** Start of Article **

MileWide

So, one of the key questions I ask when talking about exiting your business is:
“how reliant is your business on any one customer, supplier, employee or even on you?”

More times than not,  the answer will usually suggest that there is on a reliance on at least one of these.

I’m sure there are many reasons and justifications why this is:

  1. maybe it’s because you’ve landed a very large client because they want all you produce, consuming all your business has available. You keep delivering and they keep broadening the list of products and services they want you to supply.
  2. may it’s because once you found the supplier that delivered what you wanted, you didn’t/haven’t ever bothered trying to find anyone else, leaving you to focus on other tasks.
  3. maybe it’s because you brought someone in to help you as your business grew, with them making some of the activities their own and knowing more than anyone else about them.
  4. maybe it’s because you’ve done an excellent job serving a small number of great customers and they ask you personally to handle more of their work.

From a saleability point of view, that’s not such a good thing for a number of reasons:

  1.  Are you locked into pricing and timeframes that means your business cannot make an impact on increasing margins (whether you like it or not).

** End of Article **
** Start of Dataset content **

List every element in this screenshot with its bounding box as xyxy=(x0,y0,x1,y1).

** End of Dataset content **

▶ [Given instruction] Reproduce the MileWide piece on business reliance word for word, from start to finish.

▶ [Task answer]
MileWide

So, one of the key questions I ask when talking about exiting your business is:
“how reliant is your business on any one customer, supplier, employee or even on you?”

More times than not,  the answer will usually suggest that there is on a reliance on at least one of these.

I’m sure there are many reasons and justifications why this is:

  1. maybe it’s because you’ve landed a very large client because they want all you produce, consuming all your business has available. You keep delivering and they keep broadening the list of products and services they want you to supply.
  2. may it’s because once you found the supplier that delivered what you wanted, you didn’t/haven’t ever bothered trying to find anyone else, leaving you to focus on other tasks.
  3. maybe it’s because you brought someone in to help you as your business grew, with them making some of the activities their own and knowing more than anyone else about them.
  4. maybe it’s because you’ve done an excellent job serving a small number of great customers and they ask you personally to handle more of their work.

From a saleability point of view, that’s not such a good thing for a number of reasons:

  1.  Are you locked into pricing and timeframes that means your business cannot make an impact on increasing margins (whether you like it or not).